- **What is expected**:
List all lines in the material below that contain "nytte".
----------------
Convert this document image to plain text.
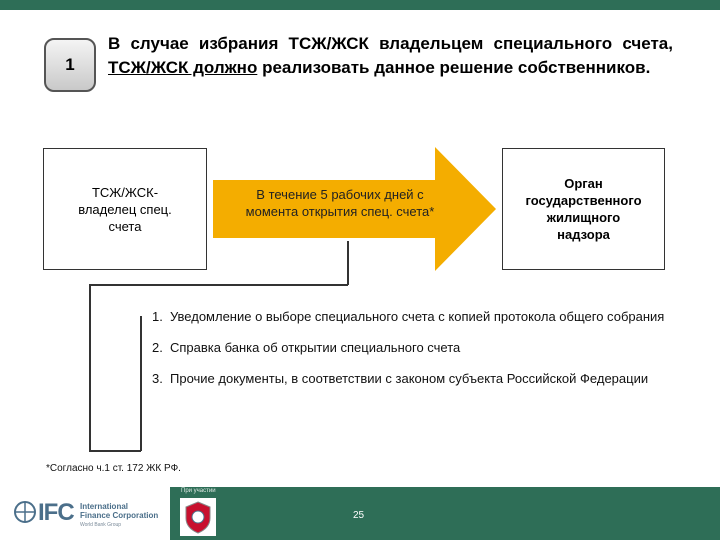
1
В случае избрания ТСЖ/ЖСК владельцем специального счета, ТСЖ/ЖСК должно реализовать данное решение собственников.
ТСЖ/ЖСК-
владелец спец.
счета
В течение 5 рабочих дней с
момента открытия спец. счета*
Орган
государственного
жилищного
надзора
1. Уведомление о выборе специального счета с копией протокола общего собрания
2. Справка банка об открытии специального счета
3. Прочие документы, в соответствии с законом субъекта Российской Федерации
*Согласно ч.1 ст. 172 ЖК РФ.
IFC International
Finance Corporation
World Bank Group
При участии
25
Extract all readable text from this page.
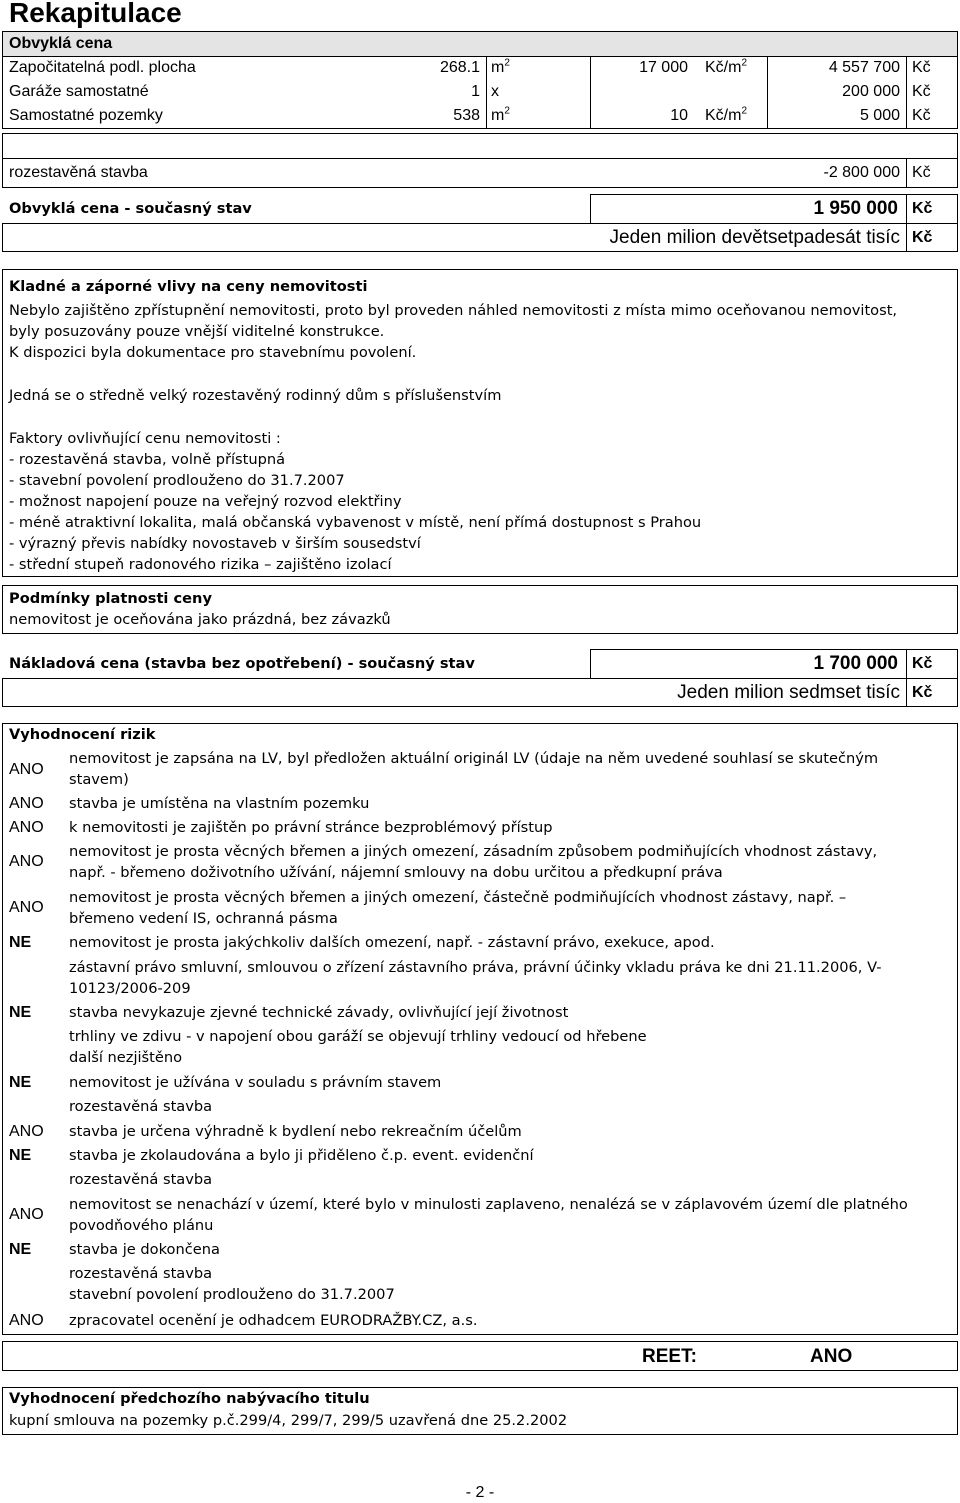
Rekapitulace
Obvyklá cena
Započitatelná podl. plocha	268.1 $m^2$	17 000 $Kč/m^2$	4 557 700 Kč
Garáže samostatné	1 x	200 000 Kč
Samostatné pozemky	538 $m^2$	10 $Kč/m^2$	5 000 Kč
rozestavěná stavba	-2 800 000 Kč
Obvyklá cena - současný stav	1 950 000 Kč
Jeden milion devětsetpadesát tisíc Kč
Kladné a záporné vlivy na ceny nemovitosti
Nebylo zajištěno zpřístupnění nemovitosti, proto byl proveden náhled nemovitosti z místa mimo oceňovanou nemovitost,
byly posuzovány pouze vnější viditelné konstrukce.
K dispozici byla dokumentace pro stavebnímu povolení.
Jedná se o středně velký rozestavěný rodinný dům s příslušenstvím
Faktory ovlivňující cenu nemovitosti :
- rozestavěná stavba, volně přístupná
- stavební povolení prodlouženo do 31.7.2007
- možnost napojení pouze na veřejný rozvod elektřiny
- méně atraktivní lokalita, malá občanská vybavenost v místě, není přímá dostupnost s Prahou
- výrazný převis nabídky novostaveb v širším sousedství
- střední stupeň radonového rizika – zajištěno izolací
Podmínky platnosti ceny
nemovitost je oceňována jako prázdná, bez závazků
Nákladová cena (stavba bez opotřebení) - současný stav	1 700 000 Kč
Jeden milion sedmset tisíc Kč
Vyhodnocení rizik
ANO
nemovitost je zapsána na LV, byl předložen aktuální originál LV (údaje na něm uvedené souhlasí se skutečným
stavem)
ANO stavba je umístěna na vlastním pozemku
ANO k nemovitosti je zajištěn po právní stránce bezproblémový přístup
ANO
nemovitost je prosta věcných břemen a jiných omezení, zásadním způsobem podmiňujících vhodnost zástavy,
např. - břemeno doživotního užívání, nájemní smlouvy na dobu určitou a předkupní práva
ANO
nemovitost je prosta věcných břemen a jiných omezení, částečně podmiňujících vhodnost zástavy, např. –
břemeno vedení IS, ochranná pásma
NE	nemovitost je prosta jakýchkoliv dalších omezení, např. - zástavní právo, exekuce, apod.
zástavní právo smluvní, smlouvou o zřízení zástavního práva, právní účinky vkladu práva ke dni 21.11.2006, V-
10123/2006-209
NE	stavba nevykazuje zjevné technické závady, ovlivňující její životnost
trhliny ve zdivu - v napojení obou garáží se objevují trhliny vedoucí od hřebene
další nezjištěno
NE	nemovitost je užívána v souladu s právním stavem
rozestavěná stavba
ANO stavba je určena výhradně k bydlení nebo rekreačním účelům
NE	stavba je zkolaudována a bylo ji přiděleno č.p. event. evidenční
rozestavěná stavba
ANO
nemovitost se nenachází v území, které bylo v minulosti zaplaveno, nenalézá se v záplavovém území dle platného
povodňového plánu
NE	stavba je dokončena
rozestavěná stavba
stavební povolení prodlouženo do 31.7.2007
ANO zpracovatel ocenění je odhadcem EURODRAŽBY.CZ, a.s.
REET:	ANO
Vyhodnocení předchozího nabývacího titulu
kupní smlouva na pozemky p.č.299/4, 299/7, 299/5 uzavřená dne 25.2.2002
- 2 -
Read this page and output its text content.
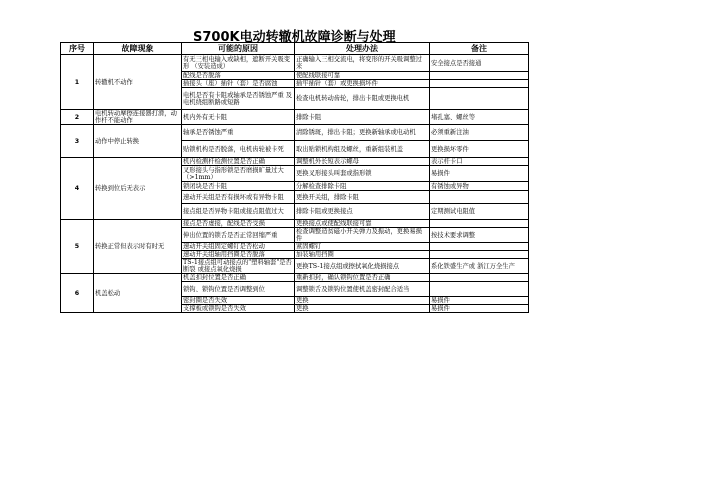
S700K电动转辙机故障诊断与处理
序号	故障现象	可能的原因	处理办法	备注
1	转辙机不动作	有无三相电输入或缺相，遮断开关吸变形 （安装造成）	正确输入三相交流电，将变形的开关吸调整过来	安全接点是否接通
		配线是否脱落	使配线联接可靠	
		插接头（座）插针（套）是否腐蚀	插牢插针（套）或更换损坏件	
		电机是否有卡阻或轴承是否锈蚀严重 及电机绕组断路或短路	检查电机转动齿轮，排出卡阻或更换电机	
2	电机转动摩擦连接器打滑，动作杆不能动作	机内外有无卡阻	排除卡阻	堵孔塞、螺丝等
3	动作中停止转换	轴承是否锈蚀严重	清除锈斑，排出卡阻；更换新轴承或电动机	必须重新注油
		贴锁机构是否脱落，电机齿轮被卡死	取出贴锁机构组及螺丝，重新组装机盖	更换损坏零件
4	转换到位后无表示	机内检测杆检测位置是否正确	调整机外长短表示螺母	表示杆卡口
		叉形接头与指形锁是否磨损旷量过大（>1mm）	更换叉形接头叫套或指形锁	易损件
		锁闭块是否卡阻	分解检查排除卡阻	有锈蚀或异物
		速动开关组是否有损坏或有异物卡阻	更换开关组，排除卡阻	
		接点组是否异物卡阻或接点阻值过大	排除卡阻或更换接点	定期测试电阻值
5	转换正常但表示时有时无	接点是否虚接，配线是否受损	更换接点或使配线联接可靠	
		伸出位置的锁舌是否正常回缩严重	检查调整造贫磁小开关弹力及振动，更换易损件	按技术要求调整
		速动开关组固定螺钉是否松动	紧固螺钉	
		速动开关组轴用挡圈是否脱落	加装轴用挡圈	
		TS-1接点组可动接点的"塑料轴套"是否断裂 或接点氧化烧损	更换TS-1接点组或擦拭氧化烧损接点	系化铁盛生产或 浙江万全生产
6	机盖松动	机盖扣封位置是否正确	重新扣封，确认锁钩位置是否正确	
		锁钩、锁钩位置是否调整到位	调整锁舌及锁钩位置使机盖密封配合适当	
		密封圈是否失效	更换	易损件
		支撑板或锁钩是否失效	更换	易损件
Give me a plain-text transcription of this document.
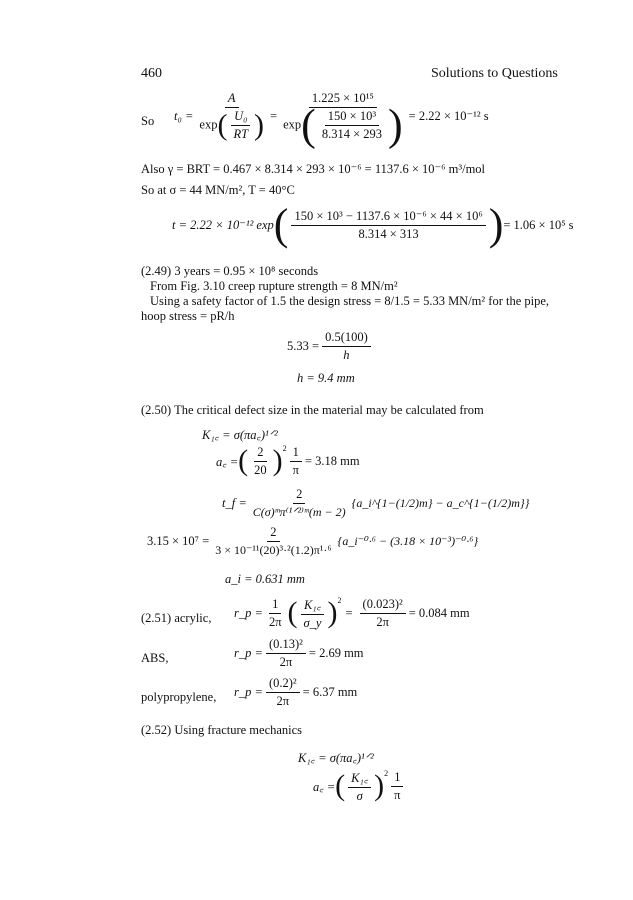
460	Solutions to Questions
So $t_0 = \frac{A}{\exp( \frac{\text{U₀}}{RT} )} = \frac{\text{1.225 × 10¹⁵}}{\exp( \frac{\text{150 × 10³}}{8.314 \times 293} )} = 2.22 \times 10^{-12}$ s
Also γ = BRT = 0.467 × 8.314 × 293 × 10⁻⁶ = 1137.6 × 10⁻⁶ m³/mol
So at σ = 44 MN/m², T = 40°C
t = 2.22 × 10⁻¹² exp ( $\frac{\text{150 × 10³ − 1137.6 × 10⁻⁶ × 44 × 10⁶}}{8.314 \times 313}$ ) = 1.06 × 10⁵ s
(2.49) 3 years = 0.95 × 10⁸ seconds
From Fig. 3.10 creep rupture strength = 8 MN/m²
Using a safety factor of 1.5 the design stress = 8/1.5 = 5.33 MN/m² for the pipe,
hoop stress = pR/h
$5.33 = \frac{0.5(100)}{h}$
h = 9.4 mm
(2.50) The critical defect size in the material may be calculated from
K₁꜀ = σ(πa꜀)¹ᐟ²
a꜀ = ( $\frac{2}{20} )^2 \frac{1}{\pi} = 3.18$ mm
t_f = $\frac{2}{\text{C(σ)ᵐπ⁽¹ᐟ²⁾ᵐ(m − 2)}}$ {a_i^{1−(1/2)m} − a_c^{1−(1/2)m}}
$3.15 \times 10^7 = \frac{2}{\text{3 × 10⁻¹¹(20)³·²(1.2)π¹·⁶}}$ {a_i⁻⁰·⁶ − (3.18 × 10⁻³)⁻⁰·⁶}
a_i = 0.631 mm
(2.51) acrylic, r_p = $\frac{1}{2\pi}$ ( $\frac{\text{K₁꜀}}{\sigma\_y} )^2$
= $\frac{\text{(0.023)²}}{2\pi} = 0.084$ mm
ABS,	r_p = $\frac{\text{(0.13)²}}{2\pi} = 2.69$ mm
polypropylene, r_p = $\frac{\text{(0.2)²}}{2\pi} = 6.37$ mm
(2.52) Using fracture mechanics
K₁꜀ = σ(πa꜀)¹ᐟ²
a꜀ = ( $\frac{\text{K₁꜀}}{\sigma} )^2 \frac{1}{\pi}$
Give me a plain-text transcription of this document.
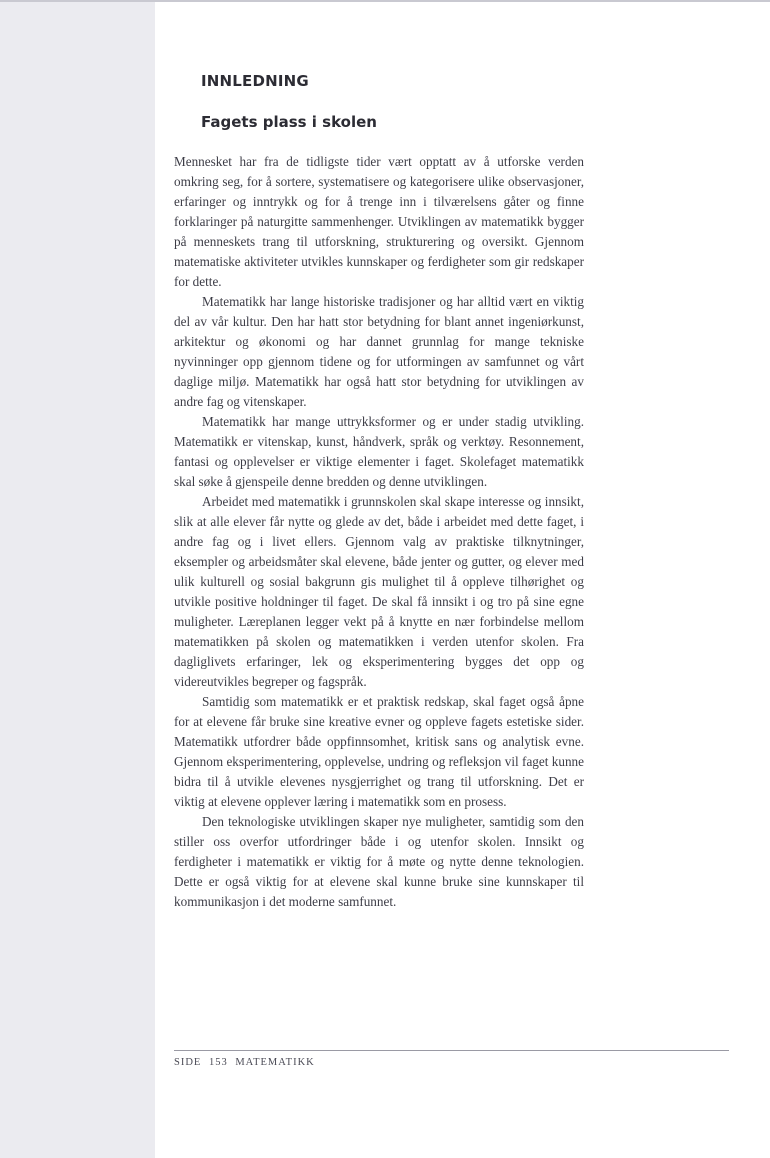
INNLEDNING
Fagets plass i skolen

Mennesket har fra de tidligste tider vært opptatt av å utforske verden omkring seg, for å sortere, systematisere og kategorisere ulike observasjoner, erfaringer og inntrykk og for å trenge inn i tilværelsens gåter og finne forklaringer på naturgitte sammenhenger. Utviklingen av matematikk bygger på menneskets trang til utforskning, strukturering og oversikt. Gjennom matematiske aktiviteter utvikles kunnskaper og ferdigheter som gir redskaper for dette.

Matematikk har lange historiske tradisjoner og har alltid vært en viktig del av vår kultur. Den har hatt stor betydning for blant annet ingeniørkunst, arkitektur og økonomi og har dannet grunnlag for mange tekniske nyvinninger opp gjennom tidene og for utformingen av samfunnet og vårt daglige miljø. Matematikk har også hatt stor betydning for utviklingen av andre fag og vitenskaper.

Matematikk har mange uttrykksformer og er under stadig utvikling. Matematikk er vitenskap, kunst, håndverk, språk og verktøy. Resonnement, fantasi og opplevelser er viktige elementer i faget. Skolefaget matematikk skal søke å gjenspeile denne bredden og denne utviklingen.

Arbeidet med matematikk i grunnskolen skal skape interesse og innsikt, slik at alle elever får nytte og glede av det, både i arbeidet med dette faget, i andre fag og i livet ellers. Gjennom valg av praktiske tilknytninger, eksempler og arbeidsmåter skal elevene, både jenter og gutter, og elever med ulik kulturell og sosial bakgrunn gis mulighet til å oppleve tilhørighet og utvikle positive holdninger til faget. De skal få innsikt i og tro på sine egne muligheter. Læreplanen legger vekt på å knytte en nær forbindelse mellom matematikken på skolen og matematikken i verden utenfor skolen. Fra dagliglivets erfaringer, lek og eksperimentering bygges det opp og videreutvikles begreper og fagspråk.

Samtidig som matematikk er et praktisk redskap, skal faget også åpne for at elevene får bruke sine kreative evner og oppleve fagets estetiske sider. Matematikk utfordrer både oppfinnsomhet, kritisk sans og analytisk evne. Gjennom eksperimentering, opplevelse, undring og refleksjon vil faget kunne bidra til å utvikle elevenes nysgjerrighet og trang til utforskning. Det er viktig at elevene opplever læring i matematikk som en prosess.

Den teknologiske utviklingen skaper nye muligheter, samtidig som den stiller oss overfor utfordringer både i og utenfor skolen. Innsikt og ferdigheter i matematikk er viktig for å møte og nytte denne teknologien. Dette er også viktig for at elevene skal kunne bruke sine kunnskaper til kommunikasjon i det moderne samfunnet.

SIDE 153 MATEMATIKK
----------------
- **Answer to the task**:
Arbeidet med matematikk i grunnskolen skal skape interesse og innsikt, slik at alle elever får nytte og glede av det, både i arbeidet med dette faget, i andre fag og i livet ellers. Gjennom valg av praktiske tilknytninger, eksempler og arbeidsmåter skal elevene, både jenter og gutter, og elever med ulik kulturell og sosial bakgrunn gis mulighet til å oppleve tilhørighet og utvikle positive holdninger til faget. De skal få innsikt i og tro på sine egne muligheter. Læreplanen legger vekt på å knytte en nær forbindelse mellom matematikken på skolen og matematikken i verden utenfor skolen. Fra dagliglivets erfaringer, lek og eksperimentering bygges det opp og videreutvikles begreper og fagspråk.
Den teknologiske utviklingen skaper nye muligheter, samtidig som den stiller oss overfor utfordringer både i og utenfor skolen. Innsikt og ferdigheter i matematikk er viktig for å møte og nytte denne teknologien. Dette er også viktig for at elevene skal kunne bruke sine kunnskaper til kommunikasjon i det moderne samfunnet.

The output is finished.